> **Vorliegender Text**
++++++++++
OLG Hamm, Beschluss vom 19.04.2016 - 9 U 205/15
Fundstelle
openJur 2019, 21947
  • Rkr:
Verfahrensgang
Tenor

Der Senat weist darauf hin, dass beabsichtigt ist, die Berufung nach § 522 Abs. 2 ZPO durch Beschluss zurückzuweisen.

Es besteht Gelegenheit, innerhalb von drei Wochen ab Zustellung Stellung zu nehmen.

Gründe

Die zulässige Berufung hat nach der einstimmigen Überzeugung des Senates offensichtlich keine Aussicht auf Erfolg.

Zur Vermeidung von Wiederholungen wird auf die Gründe des angefochtenen Urteils verwiesen, von denen abzuweichen das Berufungsvorbringen keinen Anlass gibt. Die Berufungsbegründung veranlasst lediglich zu den nachstehenden Ausführungen.

Die Klägerin selbst hat ihre Ansprüche nicht damit begründet, sie sei aufgrund eines Fahrfehlers des Beklagten zu 1) mitgerissen und zu Fall gekommen. Allein ausgewirkt habe sich, dass der Beklagte zu 1) mit nicht verkehrstüchtigen Inlinern gefahren sei, und ihm dies bei einer gehörigen Kontrolle hätte auffallen müssen.
++++++++++
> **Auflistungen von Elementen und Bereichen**
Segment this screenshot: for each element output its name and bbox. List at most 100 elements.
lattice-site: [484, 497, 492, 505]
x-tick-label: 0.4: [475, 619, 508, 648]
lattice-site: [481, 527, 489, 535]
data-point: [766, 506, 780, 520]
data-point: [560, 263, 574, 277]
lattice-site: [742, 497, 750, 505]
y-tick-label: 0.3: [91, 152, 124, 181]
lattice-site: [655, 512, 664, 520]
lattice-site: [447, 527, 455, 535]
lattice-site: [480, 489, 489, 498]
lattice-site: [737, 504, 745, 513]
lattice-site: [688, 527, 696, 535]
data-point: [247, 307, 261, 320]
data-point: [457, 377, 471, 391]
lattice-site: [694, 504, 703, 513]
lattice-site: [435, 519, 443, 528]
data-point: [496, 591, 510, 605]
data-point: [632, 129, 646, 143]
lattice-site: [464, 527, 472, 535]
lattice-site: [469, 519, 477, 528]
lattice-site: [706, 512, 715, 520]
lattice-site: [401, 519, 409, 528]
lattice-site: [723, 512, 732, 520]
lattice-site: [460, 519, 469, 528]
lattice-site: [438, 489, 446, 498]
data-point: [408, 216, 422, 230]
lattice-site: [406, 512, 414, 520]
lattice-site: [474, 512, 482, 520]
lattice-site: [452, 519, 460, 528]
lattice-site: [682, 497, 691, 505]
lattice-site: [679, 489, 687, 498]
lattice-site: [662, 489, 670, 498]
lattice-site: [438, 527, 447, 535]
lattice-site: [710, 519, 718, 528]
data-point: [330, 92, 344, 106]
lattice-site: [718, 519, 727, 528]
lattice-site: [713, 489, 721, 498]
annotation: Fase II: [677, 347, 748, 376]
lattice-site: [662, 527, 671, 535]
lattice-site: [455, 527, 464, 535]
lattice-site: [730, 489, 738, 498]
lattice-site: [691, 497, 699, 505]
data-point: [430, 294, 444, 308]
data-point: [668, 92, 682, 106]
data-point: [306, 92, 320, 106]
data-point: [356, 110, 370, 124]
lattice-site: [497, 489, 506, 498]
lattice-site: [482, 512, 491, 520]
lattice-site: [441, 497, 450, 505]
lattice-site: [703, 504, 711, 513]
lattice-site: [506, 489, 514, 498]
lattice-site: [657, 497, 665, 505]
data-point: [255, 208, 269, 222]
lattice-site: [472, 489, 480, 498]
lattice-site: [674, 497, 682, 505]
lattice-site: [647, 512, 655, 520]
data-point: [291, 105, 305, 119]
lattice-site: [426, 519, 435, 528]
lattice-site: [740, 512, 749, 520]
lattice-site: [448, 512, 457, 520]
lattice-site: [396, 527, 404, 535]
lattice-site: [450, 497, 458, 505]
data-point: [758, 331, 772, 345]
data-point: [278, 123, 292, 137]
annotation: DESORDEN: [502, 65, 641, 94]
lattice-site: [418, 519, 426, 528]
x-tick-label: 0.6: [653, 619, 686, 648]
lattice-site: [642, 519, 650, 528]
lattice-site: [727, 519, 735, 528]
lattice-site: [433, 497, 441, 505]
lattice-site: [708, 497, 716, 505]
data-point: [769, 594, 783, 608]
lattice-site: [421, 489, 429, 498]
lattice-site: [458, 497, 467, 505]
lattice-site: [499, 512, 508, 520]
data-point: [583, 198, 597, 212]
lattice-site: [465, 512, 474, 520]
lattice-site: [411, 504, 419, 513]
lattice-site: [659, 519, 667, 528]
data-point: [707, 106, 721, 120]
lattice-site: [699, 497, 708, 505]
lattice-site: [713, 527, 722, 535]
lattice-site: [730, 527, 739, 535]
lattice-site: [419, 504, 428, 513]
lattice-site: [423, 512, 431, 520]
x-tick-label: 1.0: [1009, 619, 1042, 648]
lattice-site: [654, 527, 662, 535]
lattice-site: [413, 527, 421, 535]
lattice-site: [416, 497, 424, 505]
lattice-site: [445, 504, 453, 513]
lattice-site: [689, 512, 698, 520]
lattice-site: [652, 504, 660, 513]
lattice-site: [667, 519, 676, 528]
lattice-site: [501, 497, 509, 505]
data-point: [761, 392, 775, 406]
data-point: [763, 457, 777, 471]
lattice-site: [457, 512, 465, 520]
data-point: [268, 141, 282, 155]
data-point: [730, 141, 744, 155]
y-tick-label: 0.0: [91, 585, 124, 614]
++++++++++
Führe den Beschluss des OLG Hamm zur Berufung im Inliner-Fall nach seinem letzten Satz weiter.

Dass, und aufgrund welcher Tatsachen, die von dem Beklagten zu 1) benutzten Inliner nicht verkehrstüchtig gewesen seien, und dass dem Beklagten zu 1) als Laien dieser verkehrsuntüchtige Zustand bei einer Überprüfung hätte auffallen müssen, ist von der Klägerin darzulegen und zu beweisen. Die Klagebegründung kann die Klägerin mangels konkreter Tatsachenkenntnis nur auf die von ihr geäußerte Vermutung stützen, die Bremsklötze der von dem Beklagten zu 1) benutzten Inliner seien wegen Überalterung porös gewesen, so dass sie der mit der Bremsprobe einhergehenden Belastung nicht standgehalten und gebrochen seien. Den Beweis dieser Tatsachenbehauptung kann die Klägerin - mangels zur Verfügung stehender Zeugen - durch ein insoweit allein zur Beweisführung geeignetes Sachverständigengutachten nicht erbringen, weil der Beklagte zu 1) die Inliner ca. 5 bis 6 Wochen nach dem Unfall entsorgt hat und sie daher für eine Begutachtung nicht mehr zur Verfügung stehen.

Die der Klägerin obliegende Beweisführung ist weder nach einem ihr günstigeren Maßstab zu beurteilen, noch greift gar eine vollständige Beweislastumkehr ein mit der Folge, dass es dem Beklagten zu 1) obliegt, den verkehrstauglichen Zustand der Inliner oder die Nichterkennbarkeit eines den Betrieb ausschließenden Mangels zu beweisen.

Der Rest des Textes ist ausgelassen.